Stored data

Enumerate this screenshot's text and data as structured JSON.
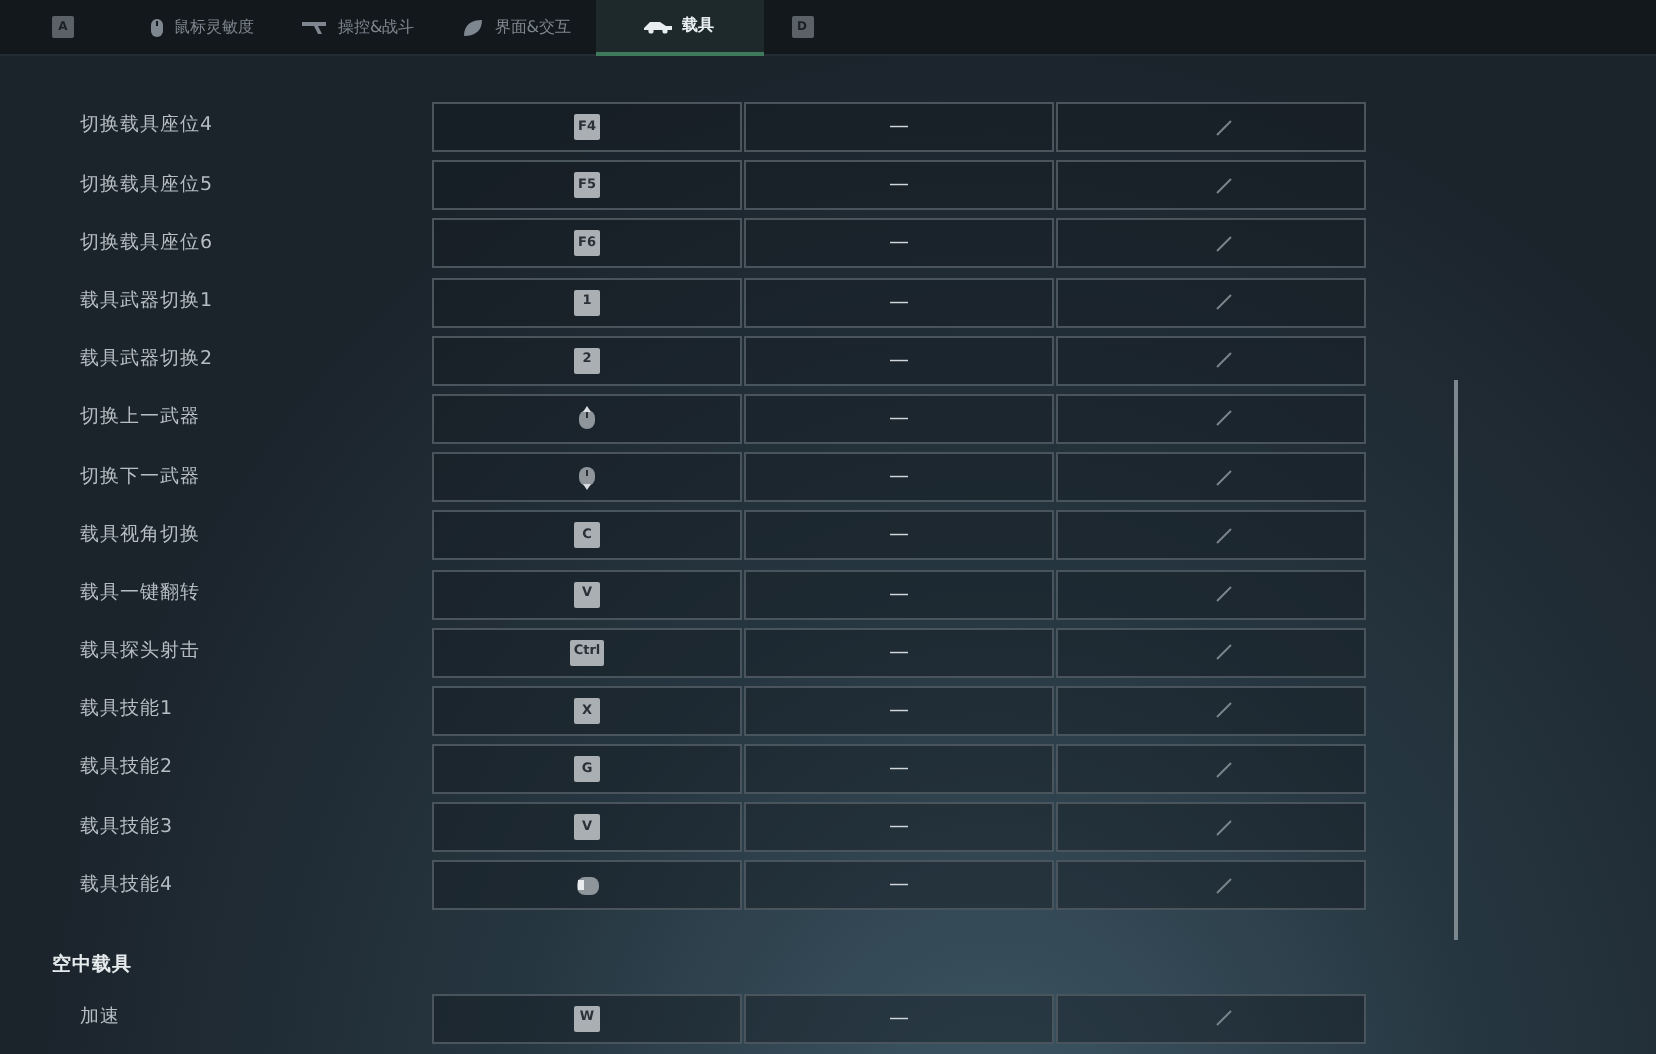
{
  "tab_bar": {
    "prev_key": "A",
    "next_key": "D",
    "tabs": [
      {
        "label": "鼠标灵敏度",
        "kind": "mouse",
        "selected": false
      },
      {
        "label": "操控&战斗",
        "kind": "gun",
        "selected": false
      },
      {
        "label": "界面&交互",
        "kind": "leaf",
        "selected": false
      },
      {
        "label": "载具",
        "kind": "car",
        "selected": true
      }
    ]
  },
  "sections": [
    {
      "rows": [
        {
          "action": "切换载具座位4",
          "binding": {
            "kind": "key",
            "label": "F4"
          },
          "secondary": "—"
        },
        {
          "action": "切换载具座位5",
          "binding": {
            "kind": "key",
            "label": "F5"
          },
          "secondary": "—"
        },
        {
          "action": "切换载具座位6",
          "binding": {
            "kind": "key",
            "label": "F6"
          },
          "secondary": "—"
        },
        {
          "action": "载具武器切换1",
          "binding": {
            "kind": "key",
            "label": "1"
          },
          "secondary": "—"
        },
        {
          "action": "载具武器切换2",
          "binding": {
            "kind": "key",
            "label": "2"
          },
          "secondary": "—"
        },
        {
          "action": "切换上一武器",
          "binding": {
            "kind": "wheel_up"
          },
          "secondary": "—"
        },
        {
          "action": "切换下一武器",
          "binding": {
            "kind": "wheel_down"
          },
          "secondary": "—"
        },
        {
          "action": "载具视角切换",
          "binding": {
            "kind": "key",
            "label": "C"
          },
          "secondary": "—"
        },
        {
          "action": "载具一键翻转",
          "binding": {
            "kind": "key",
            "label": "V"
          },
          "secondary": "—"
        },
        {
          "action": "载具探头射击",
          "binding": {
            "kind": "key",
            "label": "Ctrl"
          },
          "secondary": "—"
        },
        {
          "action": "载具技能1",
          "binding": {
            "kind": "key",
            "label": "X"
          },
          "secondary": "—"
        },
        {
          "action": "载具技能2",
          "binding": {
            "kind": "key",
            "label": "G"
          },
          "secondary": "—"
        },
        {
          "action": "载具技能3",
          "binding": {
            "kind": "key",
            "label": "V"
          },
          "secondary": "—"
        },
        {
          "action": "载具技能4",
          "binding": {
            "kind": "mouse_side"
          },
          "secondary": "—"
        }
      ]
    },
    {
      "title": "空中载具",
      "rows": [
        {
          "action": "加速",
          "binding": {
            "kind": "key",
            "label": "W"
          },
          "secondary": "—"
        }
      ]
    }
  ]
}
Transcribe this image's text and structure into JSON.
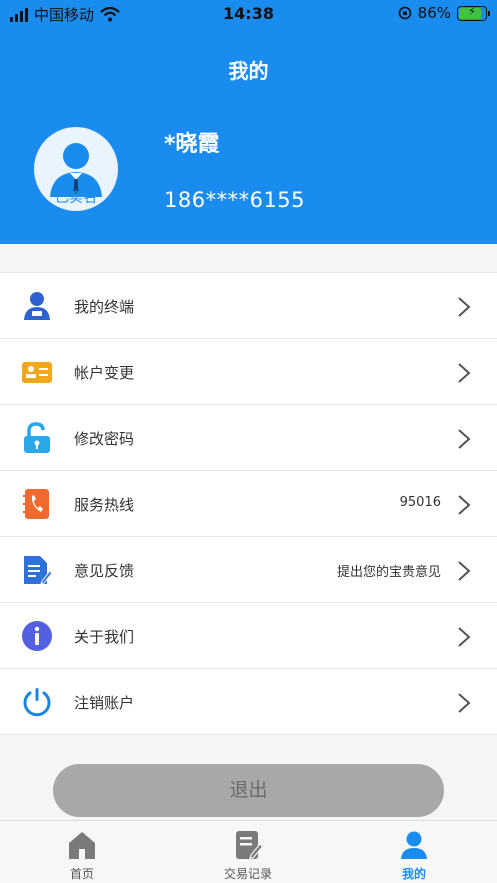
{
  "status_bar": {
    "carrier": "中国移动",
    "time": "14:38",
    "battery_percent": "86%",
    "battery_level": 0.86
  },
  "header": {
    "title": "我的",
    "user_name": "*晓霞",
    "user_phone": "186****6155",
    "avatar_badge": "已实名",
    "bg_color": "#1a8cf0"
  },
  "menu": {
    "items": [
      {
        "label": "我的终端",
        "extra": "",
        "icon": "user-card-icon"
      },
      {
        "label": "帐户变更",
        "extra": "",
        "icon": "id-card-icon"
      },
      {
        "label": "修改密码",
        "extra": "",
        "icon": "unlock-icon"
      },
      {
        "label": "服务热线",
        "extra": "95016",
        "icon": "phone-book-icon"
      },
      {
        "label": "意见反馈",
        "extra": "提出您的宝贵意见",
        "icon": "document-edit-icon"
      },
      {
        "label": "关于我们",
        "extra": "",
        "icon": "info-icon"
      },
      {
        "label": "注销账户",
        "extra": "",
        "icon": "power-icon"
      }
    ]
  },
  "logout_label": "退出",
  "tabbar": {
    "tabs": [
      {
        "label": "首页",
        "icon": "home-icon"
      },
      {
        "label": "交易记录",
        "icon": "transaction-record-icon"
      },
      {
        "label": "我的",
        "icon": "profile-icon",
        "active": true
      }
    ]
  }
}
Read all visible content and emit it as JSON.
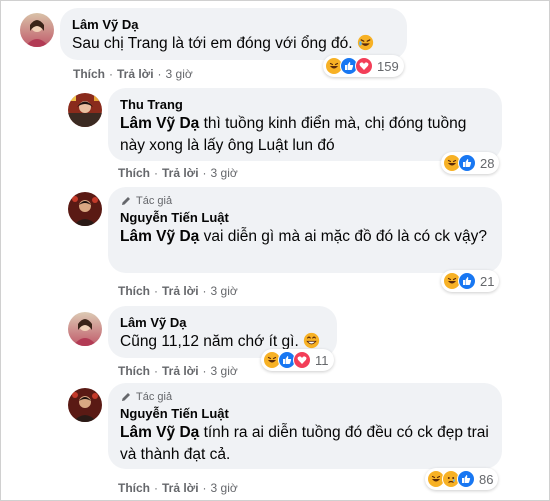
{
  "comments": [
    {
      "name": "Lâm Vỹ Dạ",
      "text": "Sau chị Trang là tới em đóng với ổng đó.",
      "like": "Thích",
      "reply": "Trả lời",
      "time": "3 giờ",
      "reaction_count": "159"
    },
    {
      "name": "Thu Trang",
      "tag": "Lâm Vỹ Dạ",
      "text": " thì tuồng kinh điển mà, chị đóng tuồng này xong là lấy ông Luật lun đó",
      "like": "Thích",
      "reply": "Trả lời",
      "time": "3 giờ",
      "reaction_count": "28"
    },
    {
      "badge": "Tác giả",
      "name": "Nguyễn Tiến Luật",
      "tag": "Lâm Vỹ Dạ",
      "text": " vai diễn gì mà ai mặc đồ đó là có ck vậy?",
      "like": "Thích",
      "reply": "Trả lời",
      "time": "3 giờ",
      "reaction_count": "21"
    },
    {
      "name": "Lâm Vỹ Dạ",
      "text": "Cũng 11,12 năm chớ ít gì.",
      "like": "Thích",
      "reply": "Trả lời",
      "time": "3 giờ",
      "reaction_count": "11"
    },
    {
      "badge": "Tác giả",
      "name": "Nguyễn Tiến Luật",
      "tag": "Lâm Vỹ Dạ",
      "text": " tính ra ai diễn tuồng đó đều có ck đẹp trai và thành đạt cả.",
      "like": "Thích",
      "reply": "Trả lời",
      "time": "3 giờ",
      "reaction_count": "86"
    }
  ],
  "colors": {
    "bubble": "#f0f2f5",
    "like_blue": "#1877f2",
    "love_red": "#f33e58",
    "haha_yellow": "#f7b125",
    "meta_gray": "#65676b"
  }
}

§ EXERCISE OBJECTIVE: Reproduce the data verbatim. Do not carry any picture into the copy.

§ EXERCISE SOLUTION:
Enumerate this screenshot's text and data as structured JSON.
{
  "tab_bar": {
    "prev_key": "A",
    "next_key": "D",
    "tabs": [
      {
        "label": "鼠标灵敏度",
        "kind": "mouse",
        "selected": false
      },
      {
        "label": "操控&战斗",
        "kind": "gun",
        "selected": false
      },
      {
        "label": "界面&交互",
        "kind": "leaf",
        "selected": false
      },
      {
        "label": "载具",
        "kind": "car",
        "selected": true
      }
    ]
  },
  "sections": [
    {
      "rows": [
        {
          "action": "切换载具座位4",
          "binding": {
            "kind": "key",
            "label": "F4"
          },
          "secondary": "—"
        },
        {
          "action": "切换载具座位5",
          "binding": {
            "kind": "key",
            "label": "F5"
          },
          "secondary": "—"
        },
        {
          "action": "切换载具座位6",
          "binding": {
            "kind": "key",
            "label": "F6"
          },
          "secondary": "—"
        },
        {
          "action": "载具武器切换1",
          "binding": {
            "kind": "key",
            "label": "1"
          },
          "secondary": "—"
        },
        {
          "action": "载具武器切换2",
          "binding": {
            "kind": "key",
            "label": "2"
          },
          "secondary": "—"
        },
        {
          "action": "切换上一武器",
          "binding": {
            "kind": "wheel_up"
          },
          "secondary": "—"
        },
        {
          "action": "切换下一武器",
          "binding": {
            "kind": "wheel_down"
          },
          "secondary": "—"
        },
        {
          "action": "载具视角切换",
          "binding": {
            "kind": "key",
            "label": "C"
          },
          "secondary": "—"
        },
        {
          "action": "载具一键翻转",
          "binding": {
            "kind": "key",
            "label": "V"
          },
          "secondary": "—"
        },
        {
          "action": "载具探头射击",
          "binding": {
            "kind": "key",
            "label": "Ctrl"
          },
          "secondary": "—"
        },
        {
          "action": "载具技能1",
          "binding": {
            "kind": "key",
            "label": "X"
          },
          "secondary": "—"
        },
        {
          "action": "载具技能2",
          "binding": {
            "kind": "key",
            "label": "G"
          },
          "secondary": "—"
        },
        {
          "action": "载具技能3",
          "binding": {
            "kind": "key",
            "label": "V"
          },
          "secondary": "—"
        },
        {
          "action": "载具技能4",
          "binding": {
            "kind": "mouse_side"
          },
          "secondary": "—"
        }
      ]
    },
    {
      "title": "空中载具",
      "rows": [
        {
          "action": "加速",
          "binding": {
            "kind": "key",
            "label": "W"
          },
          "secondary": "—"
        }
      ]
    }
  ]
}
Transcribe this image's text and structure into JSON.
{
  "status_bar": {
    "carrier": "中国移动",
    "time": "14:38",
    "battery_percent": "86%",
    "battery_level": 0.86
  },
  "header": {
    "title": "我的",
    "user_name": "*晓霞",
    "user_phone": "186****6155",
    "avatar_badge": "已实名",
    "bg_color": "#1a8cf0"
  },
  "menu": {
    "items": [
      {
        "label": "我的终端",
        "extra": "",
        "icon": "user-card-icon"
      },
      {
        "label": "帐户变更",
        "extra": "",
        "icon": "id-card-icon"
      },
      {
        "label": "修改密码",
        "extra": "",
        "icon": "unlock-icon"
      },
      {
        "label": "服务热线",
        "extra": "95016",
        "icon": "phone-book-icon"
      },
      {
        "label": "意见反馈",
        "extra": "提出您的宝贵意见",
        "icon": "document-edit-icon"
      },
      {
        "label": "关于我们",
        "extra": "",
        "icon": "info-icon"
      },
      {
        "label": "注销账户",
        "extra": "",
        "icon": "power-icon"
      }
    ]
  },
  "logout_label": "退出",
  "tabbar": {
    "tabs": [
      {
        "label": "首页",
        "icon": "home-icon"
      },
      {
        "label": "交易记录",
        "icon": "transaction-record-icon"
      },
      {
        "label": "我的",
        "icon": "profile-icon",
        "active": true
      }
    ]
  }
}
Read all visible content and emit it as JSON.
{
  "comments": [
    {
      "name": "Lâm Vỹ Dạ",
      "text": "Sau chị Trang là tới em đóng với ổng đó.",
      "like": "Thích",
      "reply": "Trả lời",
      "time": "3 giờ",
      "reaction_count": "159"
    },
    {
      "name": "Thu Trang",
      "tag": "Lâm Vỹ Dạ",
      "text": " thì tuồng kinh điển mà, chị đóng tuồng này xong là lấy ông Luật lun đó",
      "like": "Thích",
      "reply": "Trả lời",
      "time": "3 giờ",
      "reaction_count": "28"
    },
    {
      "badge": "Tác giả",
      "name": "Nguyễn Tiến Luật",
      "tag": "Lâm Vỹ Dạ",
      "text": " vai diễn gì mà ai mặc đồ đó là có ck vậy?",
      "like": "Thích",
      "reply": "Trả lời",
      "time": "3 giờ",
      "reaction_count": "21"
    },
    {
      "name": "Lâm Vỹ Dạ",
      "text": "Cũng 11,12 năm chớ ít gì.",
      "like": "Thích",
      "reply": "Trả lời",
      "time": "3 giờ",
      "reaction_count": "11"
    },
    {
      "badge": "Tác giả",
      "name": "Nguyễn Tiến Luật",
      "tag": "Lâm Vỹ Dạ",
      "text": " tính ra ai diễn tuồng đó đều có ck đẹp trai và thành đạt cả.",
      "like": "Thích",
      "reply": "Trả lời",
      "time": "3 giờ",
      "reaction_count": "86"
    }
  ],
  "colors": {
    "bubble": "#f0f2f5",
    "like_blue": "#1877f2",
    "love_red": "#f33e58",
    "haha_yellow": "#f7b125",
    "meta_gray": "#65676b"
  }
}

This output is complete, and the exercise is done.